[begin DATA SECTION]

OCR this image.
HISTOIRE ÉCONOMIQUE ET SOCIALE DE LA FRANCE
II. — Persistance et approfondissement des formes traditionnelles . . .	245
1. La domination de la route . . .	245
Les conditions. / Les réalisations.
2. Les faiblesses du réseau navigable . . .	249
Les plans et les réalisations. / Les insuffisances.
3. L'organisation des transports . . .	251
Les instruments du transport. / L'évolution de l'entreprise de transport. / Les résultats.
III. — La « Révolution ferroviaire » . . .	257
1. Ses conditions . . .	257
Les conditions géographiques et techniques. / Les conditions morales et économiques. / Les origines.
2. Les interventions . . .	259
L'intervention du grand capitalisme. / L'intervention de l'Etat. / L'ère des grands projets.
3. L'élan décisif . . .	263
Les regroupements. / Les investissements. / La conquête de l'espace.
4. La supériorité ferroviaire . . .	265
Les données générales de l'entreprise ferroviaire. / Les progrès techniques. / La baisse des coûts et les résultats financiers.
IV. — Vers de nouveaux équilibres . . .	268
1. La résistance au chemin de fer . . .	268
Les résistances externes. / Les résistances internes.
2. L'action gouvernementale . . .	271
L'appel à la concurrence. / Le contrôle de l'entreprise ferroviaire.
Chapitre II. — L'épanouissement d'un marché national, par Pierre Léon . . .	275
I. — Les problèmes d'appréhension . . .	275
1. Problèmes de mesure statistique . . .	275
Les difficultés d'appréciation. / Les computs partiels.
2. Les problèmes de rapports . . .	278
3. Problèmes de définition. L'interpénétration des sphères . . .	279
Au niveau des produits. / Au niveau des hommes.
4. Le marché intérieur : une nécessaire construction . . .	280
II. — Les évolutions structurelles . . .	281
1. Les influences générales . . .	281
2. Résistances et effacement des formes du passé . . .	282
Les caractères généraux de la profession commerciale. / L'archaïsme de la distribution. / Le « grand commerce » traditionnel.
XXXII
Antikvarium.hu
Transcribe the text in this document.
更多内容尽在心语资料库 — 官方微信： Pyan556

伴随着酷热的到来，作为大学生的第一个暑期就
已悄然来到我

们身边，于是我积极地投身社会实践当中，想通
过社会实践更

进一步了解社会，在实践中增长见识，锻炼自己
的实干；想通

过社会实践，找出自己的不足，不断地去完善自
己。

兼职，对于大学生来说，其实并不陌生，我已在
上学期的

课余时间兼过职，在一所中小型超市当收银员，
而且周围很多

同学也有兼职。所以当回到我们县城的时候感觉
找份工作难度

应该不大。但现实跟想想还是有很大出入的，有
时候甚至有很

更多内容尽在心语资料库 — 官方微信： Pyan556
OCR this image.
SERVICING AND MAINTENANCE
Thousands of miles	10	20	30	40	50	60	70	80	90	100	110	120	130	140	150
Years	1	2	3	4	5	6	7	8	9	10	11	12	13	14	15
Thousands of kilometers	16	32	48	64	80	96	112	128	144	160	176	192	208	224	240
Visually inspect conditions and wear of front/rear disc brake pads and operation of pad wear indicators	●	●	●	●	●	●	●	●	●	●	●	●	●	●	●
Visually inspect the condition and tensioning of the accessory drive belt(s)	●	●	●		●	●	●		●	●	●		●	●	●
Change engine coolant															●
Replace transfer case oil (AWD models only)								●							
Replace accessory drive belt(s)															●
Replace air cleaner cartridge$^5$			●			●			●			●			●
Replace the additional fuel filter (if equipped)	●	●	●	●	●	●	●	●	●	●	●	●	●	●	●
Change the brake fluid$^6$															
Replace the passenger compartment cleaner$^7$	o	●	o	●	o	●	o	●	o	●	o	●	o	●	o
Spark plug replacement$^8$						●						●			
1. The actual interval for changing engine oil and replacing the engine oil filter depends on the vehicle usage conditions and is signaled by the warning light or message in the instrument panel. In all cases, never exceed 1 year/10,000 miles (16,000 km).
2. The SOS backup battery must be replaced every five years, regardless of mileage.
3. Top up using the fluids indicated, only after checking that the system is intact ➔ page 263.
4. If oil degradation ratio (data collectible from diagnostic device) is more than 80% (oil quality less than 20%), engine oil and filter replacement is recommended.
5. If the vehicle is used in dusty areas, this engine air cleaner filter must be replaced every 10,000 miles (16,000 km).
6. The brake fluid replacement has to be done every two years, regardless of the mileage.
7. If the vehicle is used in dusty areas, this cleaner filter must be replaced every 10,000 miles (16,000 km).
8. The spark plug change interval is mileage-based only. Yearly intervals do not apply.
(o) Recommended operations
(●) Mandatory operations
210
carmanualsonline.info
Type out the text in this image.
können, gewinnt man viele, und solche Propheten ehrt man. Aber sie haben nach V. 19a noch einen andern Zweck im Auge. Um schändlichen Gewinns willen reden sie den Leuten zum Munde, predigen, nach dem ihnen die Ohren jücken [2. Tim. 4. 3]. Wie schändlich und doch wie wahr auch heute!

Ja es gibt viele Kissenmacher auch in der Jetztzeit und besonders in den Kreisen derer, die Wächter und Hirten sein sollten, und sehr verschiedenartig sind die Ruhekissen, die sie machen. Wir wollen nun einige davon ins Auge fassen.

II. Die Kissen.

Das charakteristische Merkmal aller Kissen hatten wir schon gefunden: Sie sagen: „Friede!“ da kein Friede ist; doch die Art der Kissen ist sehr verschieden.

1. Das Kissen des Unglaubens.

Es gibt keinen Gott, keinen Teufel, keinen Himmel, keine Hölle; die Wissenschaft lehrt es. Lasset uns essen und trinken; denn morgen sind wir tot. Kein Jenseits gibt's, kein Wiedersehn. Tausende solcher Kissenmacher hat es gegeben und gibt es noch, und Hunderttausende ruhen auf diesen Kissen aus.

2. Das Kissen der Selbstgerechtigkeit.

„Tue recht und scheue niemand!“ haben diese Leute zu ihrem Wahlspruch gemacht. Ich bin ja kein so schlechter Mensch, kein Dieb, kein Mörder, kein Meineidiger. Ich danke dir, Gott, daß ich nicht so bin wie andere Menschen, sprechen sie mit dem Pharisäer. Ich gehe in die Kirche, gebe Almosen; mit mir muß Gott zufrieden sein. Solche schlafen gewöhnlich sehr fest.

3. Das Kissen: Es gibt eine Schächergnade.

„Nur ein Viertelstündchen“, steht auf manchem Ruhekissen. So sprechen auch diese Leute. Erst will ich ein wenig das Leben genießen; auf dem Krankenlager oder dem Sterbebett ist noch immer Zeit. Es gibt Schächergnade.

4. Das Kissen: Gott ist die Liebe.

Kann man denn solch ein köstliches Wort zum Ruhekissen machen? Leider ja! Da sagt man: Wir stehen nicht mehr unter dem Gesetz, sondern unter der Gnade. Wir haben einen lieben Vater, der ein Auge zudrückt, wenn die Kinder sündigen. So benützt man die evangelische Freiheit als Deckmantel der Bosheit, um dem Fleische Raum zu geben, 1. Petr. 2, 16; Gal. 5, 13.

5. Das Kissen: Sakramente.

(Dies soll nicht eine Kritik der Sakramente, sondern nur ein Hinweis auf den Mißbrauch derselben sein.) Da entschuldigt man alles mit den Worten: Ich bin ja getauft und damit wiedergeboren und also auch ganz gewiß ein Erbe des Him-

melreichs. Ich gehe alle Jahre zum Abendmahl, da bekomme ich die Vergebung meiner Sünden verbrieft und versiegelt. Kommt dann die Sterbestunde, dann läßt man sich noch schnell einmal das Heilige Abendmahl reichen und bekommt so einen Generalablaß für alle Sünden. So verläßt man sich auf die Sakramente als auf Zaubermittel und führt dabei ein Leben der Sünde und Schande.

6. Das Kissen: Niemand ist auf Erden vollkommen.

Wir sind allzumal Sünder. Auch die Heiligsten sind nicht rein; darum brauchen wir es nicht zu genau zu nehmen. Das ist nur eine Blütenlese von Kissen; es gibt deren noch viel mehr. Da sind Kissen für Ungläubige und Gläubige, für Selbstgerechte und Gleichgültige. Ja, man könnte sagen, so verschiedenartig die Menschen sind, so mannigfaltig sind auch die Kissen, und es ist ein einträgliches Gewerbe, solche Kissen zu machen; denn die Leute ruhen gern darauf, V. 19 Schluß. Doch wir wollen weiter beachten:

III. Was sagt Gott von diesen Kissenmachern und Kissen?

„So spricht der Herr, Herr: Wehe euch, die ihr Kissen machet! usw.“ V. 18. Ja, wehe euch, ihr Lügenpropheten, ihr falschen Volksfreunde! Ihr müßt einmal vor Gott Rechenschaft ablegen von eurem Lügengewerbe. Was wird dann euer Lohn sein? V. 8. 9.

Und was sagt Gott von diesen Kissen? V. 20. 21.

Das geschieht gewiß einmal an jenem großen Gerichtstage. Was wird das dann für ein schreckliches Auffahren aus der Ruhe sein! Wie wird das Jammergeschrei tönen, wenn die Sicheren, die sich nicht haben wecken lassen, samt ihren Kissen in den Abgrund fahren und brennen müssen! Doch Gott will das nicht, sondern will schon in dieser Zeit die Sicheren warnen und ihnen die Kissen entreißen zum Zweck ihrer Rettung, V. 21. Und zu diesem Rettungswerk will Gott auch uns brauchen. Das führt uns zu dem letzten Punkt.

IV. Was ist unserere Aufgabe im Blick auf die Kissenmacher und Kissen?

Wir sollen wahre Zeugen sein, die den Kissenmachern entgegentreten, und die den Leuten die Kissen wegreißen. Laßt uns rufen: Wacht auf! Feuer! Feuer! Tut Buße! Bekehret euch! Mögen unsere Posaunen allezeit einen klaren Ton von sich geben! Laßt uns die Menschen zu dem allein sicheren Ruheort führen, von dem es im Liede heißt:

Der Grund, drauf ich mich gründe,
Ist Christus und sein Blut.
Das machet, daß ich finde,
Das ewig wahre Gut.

[end DATA SECTION]

● WHAT IS EXPECTED:
Among the lines of the material above, how many include the string "dusty"? Report only that number.

● CORRECT RESULT:
2